## Task prompt
Provide the data again in its entirety, exactly as given.

## Records for this task
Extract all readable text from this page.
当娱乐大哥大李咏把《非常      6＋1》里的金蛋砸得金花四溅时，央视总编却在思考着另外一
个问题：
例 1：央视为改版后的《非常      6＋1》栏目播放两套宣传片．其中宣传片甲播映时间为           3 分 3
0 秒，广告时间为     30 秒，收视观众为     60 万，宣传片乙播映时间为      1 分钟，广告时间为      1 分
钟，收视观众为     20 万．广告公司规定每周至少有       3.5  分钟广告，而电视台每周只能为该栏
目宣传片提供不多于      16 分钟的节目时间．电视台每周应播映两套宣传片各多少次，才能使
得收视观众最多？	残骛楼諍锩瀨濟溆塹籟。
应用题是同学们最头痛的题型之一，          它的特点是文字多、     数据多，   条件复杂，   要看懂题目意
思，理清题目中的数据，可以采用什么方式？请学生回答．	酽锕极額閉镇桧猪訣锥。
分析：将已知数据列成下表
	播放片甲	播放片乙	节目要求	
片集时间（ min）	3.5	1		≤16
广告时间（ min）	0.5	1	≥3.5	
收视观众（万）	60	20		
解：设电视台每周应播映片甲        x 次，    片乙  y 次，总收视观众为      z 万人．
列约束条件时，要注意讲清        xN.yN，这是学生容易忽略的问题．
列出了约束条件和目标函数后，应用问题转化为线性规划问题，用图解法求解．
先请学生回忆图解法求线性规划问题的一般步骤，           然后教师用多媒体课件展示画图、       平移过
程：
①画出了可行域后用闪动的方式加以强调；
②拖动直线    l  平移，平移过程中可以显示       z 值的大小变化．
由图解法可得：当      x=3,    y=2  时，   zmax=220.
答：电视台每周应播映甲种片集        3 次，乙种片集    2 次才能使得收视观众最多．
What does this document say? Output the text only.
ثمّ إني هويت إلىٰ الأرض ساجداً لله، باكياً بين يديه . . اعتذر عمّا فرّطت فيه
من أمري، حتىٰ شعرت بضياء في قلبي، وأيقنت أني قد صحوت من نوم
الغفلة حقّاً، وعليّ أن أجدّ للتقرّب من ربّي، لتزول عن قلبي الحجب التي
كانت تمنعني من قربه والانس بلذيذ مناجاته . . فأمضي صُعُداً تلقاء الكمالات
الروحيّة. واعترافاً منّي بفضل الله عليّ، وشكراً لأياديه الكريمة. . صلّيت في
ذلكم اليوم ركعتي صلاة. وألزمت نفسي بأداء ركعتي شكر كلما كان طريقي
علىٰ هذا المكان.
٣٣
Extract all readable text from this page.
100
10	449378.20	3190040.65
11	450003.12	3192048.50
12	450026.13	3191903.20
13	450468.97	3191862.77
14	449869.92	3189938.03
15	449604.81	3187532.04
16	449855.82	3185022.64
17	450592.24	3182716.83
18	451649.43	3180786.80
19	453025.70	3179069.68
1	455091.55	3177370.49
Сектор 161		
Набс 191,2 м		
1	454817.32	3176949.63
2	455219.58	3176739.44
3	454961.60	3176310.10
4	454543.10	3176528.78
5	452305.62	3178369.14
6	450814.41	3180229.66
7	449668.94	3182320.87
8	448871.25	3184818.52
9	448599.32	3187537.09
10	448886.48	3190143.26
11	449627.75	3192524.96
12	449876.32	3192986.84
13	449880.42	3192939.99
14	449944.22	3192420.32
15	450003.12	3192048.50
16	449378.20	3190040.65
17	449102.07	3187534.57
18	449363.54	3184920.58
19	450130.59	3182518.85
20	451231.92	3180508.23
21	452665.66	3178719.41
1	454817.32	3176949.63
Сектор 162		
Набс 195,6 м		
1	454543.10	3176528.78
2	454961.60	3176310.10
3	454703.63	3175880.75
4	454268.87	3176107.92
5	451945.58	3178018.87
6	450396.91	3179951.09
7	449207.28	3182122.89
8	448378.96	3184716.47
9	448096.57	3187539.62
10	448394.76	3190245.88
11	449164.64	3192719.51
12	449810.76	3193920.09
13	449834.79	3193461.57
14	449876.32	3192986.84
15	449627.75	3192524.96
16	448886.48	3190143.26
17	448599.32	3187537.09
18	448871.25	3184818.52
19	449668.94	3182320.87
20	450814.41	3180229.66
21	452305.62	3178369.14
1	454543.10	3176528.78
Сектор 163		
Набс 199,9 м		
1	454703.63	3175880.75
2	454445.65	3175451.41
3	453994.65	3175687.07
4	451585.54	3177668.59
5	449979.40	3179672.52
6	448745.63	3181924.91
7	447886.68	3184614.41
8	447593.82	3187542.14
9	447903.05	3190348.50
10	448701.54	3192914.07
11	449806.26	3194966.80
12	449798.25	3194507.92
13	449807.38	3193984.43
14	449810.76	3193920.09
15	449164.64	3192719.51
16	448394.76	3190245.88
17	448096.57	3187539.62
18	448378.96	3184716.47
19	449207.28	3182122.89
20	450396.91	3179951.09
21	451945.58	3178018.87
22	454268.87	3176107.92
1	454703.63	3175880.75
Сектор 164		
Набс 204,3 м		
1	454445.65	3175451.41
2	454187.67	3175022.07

## The response
Extract all readable text from this page.
当娱乐大哥大李咏把《非常      6＋1》里的金蛋砸得金花四溅时，央视总编却在思考着另外一
个问题：
例 1：央视为改版后的《非常      6＋1》栏目播放两套宣传片．其中宣传片甲播映时间为           3 分 3
0 秒，广告时间为     30 秒，收视观众为     60 万，宣传片乙播映时间为      1 分钟，广告时间为      1 分
钟，收视观众为     20 万．广告公司规定每周至少有       3.5  分钟广告，而电视台每周只能为该栏
目宣传片提供不多于      16 分钟的节目时间．电视台每周应播映两套宣传片各多少次，才能使
得收视观众最多？	残骛楼諍锩瀨濟溆塹籟。
应用题是同学们最头痛的题型之一，          它的特点是文字多、     数据多，   条件复杂，   要看懂题目意
思，理清题目中的数据，可以采用什么方式？请学生回答．	酽锕极額閉镇桧猪訣锥。
分析：将已知数据列成下表
	播放片甲	播放片乙	节目要求	
片集时间（ min）	3.5	1		≤16
广告时间（ min）	0.5	1	≥3.5	
收视观众（万）	60	20		
解：设电视台每周应播映片甲        x 次，    片乙  y 次，总收视观众为      z 万人．
列约束条件时，要注意讲清        xN.yN，这是学生容易忽略的问题．
列出了约束条件和目标函数后，应用问题转化为线性规划问题，用图解法求解．
先请学生回忆图解法求线性规划问题的一般步骤，           然后教师用多媒体课件展示画图、       平移过
程：
①画出了可行域后用闪动的方式加以强调；
②拖动直线    l  平移，平移过程中可以显示       z 值的大小变化．
由图解法可得：当      x=3,    y=2  时，   zmax=220.
答：电视台每周应播映甲种片集        3 次，乙种片集    2 次才能使得收视观众最多．
What does this document say? Output the text only.
ثمّ إني هويت إلىٰ الأرض ساجداً لله، باكياً بين يديه . . اعتذر عمّا فرّطت فيه
من أمري، حتىٰ شعرت بضياء في قلبي، وأيقنت أني قد صحوت من نوم
الغفلة حقّاً، وعليّ أن أجدّ للتقرّب من ربّي، لتزول عن قلبي الحجب التي
كانت تمنعني من قربه والانس بلذيذ مناجاته . . فأمضي صُعُداً تلقاء الكمالات
الروحيّة. واعترافاً منّي بفضل الله عليّ، وشكراً لأياديه الكريمة. . صلّيت في
ذلكم اليوم ركعتي صلاة. وألزمت نفسي بأداء ركعتي شكر كلما كان طريقي
علىٰ هذا المكان.
٣٣
Extract all readable text from this page.
100
10	449378.20	3190040.65
11	450003.12	3192048.50
12	450026.13	3191903.20
13	450468.97	3191862.77
14	449869.92	3189938.03
15	449604.81	3187532.04
16	449855.82	3185022.64
17	450592.24	3182716.83
18	451649.43	3180786.80
19	453025.70	3179069.68
1	455091.55	3177370.49
Сектор 161		
Набс 191,2 м		
1	454817.32	3176949.63
2	455219.58	3176739.44
3	454961.60	3176310.10
4	454543.10	3176528.78
5	452305.62	3178369.14
6	450814.41	3180229.66
7	449668.94	3182320.87
8	448871.25	3184818.52
9	448599.32	3187537.09
10	448886.48	3190143.26
11	449627.75	3192524.96
12	449876.32	3192986.84
13	449880.42	3192939.99
14	449944.22	3192420.32
15	450003.12	3192048.50
16	449378.20	3190040.65
17	449102.07	3187534.57
18	449363.54	3184920.58
19	450130.59	3182518.85
20	451231.92	3180508.23
21	452665.66	3178719.41
1	454817.32	3176949.63
Сектор 162		
Набс 195,6 м		
1	454543.10	3176528.78
2	454961.60	3176310.10
3	454703.63	3175880.75
4	454268.87	3176107.92
5	451945.58	3178018.87
6	450396.91	3179951.09
7	449207.28	3182122.89
8	448378.96	3184716.47
9	448096.57	3187539.62
10	448394.76	3190245.88
11	449164.64	3192719.51
12	449810.76	3193920.09
13	449834.79	3193461.57
14	449876.32	3192986.84
15	449627.75	3192524.96
16	448886.48	3190143.26
17	448599.32	3187537.09
18	448871.25	3184818.52
19	449668.94	3182320.87
20	450814.41	3180229.66
21	452305.62	3178369.14
1	454543.10	3176528.78
Сектор 163		
Набс 199,9 м		
1	454703.63	3175880.75
2	454445.65	3175451.41
3	453994.65	3175687.07
4	451585.54	3177668.59
5	449979.40	3179672.52
6	448745.63	3181924.91
7	447886.68	3184614.41
8	447593.82	3187542.14
9	447903.05	3190348.50
10	448701.54	3192914.07
11	449806.26	3194966.80
12	449798.25	3194507.92
13	449807.38	3193984.43
14	449810.76	3193920.09
15	449164.64	3192719.51
16	448394.76	3190245.88
17	448096.57	3187539.62
18	448378.96	3184716.47
19	449207.28	3182122.89
20	450396.91	3179951.09
21	451945.58	3178018.87
22	454268.87	3176107.92
1	454703.63	3175880.75
Сектор 164		
Набс 204,3 м		
1	454445.65	3175451.41
2	454187.67	3175022.07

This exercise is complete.